• ACTIONS TO TAKE:
**1)** Using the abstract on Polish migrants' fertility, decide whether each statement below agrees with it, answering yes or no and quoting the words that settle it. (a) The study compares Polish women in the Netherlands with Polish women who did not move. (b) Before and in the year of migration, the TFR of Polish migrants was 1.76. (c) The raised TFR fell considerably in the third year after migration.
**2)** Rewrite the part of the abstract on Polish migrants' fertility that begins at the words "Results: The TFR" and stops after "year after migration.", changing "fourth" to "third".

Volume 53 - Article 12 | Pages 325–342
The distortion of fertility due to migration: A comparative analysis of migrants in the Netherlands and stayers in Poland
By Nasim Ahamed Mondal, Agnieszka Fihel, Weronika Kloc-Nowak
Abstract
Background: Several studies have shown that migrants from Central and Eastern Europe to Western Europe experience an increase in fertility after migration. The literature on migrants’ childbearing patterns offers several explanations for this phenomenon.
Objective: This study examines the childbearing of Polish women who migrated to the Netherlands, comparing their fertility to that of non-mobile Polish women.
Methods: Using the Families of Poles in the Netherlands (FPN) survey and the Generations and Gender Survey (GGS) for Poland, we calculate the Total Fertility Rate (TFR) and average number of children for Polish female migrants in the Netherlands by cohort, socio-demographic characteristics and declared migration objective.
Results: The TFR for Polish migrants, standardised according to the sending population distribution by age, education, partnership status and region of origin, was 1.02. Before and in the year of migration, their TFR was 0.87. Already in the first year after migration, the TFR increased to 1.76 and remained elevated, especially for family migrants, but declined considerably in the fourth year after migration.

• SUPPLIED INFORMATION:
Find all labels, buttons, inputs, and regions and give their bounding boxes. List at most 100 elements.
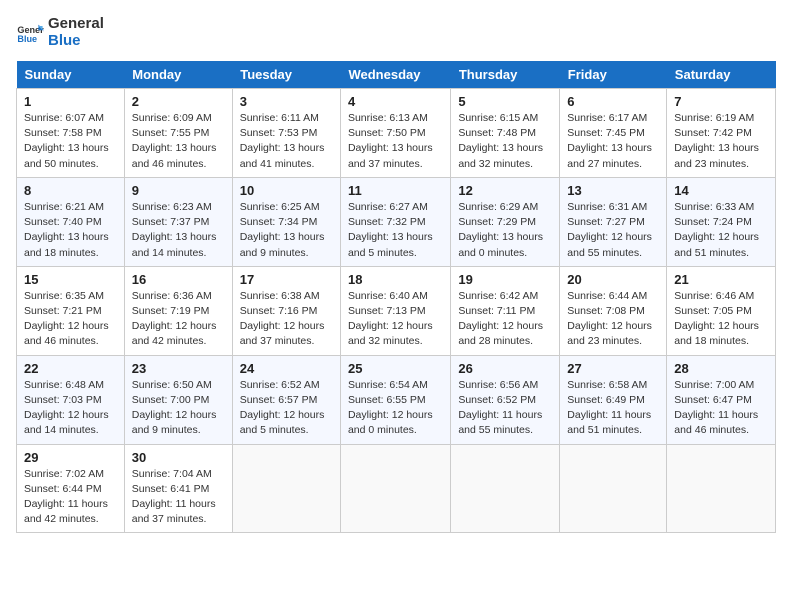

• SOLVED TASKS:
**1)**
(a) Yes: "comparing their fertility to that of non-mobile Polish women."
(b) No: "Before and in the year of migration, their TFR was 0.87."
(c) No: "declined considerably in the fourth year after migration."

**2)**
Results: The TFR for Polish migrants, standardised according to the sending population distribution by age, education, partnership status and region of origin, was 1.02. Before and in the year of migration, their TFR was 0.87. Already in the first year after migration, the TFR increased to 1.76 and remained elevated, especially for family migrants, but declined considerably in the third year after migration.